# [WHAT IS REQUIRED]
Search the records below for the word "метод" and show every line where it occurs.

======== INFORMATION SHOWN

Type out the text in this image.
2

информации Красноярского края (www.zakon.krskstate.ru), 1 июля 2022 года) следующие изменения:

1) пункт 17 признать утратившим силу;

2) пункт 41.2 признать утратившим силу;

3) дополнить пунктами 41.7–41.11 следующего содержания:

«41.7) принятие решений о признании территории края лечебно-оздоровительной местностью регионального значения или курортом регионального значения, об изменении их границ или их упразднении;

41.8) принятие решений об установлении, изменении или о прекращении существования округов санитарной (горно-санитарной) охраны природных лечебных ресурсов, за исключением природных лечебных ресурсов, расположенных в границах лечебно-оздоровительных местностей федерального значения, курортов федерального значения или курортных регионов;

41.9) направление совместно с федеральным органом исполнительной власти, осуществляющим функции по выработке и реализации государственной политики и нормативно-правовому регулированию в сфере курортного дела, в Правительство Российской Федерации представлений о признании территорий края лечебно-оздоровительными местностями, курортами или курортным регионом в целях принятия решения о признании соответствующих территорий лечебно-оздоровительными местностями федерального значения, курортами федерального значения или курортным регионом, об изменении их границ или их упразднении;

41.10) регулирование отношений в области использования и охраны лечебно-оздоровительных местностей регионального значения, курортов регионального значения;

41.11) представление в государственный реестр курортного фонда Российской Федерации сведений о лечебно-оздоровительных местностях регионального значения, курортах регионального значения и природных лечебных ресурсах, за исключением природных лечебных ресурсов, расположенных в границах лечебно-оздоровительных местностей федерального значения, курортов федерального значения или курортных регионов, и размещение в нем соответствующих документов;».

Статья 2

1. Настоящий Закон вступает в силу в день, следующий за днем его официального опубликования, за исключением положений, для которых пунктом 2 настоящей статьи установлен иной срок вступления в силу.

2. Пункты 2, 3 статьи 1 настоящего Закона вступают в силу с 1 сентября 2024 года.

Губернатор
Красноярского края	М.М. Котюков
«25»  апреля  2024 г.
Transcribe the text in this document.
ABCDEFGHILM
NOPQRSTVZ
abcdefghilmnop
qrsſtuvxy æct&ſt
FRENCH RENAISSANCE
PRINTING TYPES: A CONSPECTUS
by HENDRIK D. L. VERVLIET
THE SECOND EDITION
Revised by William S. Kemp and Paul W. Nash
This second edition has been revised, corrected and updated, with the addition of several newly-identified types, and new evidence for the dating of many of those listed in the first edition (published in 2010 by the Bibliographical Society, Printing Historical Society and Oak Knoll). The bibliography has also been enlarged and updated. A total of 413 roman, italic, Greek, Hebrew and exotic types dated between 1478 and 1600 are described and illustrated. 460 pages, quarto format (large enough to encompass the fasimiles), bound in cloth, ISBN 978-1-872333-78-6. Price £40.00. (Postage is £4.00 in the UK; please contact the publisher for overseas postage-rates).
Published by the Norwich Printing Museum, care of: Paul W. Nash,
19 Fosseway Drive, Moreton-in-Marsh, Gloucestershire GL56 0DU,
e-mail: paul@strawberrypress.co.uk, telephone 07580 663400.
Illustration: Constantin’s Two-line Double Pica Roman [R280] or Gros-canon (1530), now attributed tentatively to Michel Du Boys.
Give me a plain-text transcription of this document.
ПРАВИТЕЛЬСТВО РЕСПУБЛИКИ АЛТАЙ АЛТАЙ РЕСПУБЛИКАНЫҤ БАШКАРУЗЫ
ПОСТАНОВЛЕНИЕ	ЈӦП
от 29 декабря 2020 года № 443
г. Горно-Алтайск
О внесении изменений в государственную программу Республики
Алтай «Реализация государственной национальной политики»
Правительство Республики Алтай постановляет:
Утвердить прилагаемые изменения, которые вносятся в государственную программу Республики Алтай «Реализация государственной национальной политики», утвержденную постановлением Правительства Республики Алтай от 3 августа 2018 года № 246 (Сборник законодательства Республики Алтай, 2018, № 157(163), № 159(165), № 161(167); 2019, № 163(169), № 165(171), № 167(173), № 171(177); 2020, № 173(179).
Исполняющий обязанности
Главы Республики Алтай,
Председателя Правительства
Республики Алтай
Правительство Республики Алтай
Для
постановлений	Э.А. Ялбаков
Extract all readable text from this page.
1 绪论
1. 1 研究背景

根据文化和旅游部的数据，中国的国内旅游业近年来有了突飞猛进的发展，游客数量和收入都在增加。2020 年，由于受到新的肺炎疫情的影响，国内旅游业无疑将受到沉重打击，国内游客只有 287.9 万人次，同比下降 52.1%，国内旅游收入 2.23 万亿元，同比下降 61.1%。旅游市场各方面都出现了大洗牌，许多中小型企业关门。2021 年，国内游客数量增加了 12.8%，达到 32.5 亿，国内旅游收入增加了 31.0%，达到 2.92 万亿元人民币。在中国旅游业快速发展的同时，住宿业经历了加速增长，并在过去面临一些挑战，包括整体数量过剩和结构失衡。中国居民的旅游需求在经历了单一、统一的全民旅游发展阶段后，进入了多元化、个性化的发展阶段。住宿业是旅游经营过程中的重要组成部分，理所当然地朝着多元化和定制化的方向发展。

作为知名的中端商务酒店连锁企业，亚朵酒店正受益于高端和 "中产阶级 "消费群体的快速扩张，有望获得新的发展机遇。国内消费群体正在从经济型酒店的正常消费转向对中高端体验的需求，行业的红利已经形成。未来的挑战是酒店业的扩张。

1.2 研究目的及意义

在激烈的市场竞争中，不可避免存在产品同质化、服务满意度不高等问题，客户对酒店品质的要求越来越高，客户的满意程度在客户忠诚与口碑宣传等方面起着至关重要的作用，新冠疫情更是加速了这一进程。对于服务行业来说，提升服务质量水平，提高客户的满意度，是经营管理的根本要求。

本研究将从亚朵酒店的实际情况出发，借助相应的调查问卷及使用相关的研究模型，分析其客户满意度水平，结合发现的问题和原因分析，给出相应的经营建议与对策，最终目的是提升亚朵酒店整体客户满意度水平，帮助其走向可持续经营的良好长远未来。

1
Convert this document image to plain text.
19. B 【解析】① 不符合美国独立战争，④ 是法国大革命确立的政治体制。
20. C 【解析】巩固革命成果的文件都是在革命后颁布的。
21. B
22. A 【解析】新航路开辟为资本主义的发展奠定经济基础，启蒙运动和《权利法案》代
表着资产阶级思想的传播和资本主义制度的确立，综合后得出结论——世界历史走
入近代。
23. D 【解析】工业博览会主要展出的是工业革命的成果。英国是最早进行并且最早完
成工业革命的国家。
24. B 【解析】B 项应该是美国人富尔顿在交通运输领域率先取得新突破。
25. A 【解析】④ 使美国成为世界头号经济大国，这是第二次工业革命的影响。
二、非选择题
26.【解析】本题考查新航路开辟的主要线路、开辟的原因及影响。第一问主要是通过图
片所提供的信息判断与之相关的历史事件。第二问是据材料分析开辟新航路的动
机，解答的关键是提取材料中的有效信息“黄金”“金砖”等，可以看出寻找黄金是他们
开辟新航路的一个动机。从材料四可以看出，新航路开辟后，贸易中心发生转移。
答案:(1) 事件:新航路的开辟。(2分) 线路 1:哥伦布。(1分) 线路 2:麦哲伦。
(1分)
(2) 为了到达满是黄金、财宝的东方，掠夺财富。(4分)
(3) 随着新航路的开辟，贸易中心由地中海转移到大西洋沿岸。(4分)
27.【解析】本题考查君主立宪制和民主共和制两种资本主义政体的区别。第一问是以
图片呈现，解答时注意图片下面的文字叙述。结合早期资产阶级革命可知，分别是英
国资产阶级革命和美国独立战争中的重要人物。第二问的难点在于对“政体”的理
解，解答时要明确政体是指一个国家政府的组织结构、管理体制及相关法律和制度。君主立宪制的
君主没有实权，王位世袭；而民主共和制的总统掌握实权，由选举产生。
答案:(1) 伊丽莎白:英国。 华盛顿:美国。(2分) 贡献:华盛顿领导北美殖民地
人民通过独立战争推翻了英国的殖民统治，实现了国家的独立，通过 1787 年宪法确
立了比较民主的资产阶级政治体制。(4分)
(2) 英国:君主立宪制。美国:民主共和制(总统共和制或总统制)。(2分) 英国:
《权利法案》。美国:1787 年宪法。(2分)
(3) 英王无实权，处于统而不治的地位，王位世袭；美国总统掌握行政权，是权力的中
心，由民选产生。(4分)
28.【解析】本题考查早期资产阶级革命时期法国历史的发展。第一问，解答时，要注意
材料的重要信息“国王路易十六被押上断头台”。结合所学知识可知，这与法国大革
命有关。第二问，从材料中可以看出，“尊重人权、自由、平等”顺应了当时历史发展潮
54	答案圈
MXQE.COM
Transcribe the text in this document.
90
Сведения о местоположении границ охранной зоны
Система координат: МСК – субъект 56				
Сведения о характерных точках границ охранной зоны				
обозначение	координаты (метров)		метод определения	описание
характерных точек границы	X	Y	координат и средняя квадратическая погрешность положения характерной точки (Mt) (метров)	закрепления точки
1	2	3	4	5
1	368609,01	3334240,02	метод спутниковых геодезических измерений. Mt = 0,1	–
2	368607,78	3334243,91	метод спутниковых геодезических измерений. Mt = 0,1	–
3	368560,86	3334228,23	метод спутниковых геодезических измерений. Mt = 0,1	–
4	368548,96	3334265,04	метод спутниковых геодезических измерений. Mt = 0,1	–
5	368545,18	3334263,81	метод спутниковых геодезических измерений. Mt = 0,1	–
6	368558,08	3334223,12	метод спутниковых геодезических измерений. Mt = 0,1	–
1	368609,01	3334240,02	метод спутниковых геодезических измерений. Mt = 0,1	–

================

# [RESPONSE TO THE EXERCISE]
обозначение	координаты (метров)		метод определения	описание
1	368609,01	3334240,02	метод спутниковых геодезических измерений. Mt = 0,1	–
2	368607,78	3334243,91	метод спутниковых геодезических измерений. Mt = 0,1	–
3	368560,86	3334228,23	метод спутниковых геодезических измерений. Mt = 0,1	–
4	368548,96	3334265,04	метод спутниковых геодезических измерений. Mt = 0,1	–
5	368545,18	3334263,81	метод спутниковых геодезических измерений. Mt = 0,1	–
6	368558,08	3334223,12	метод спутниковых геодезических измерений. Mt = 0,1	–
1	368609,01	3334240,02	метод спутниковых геодезических измерений. Mt = 0,1	–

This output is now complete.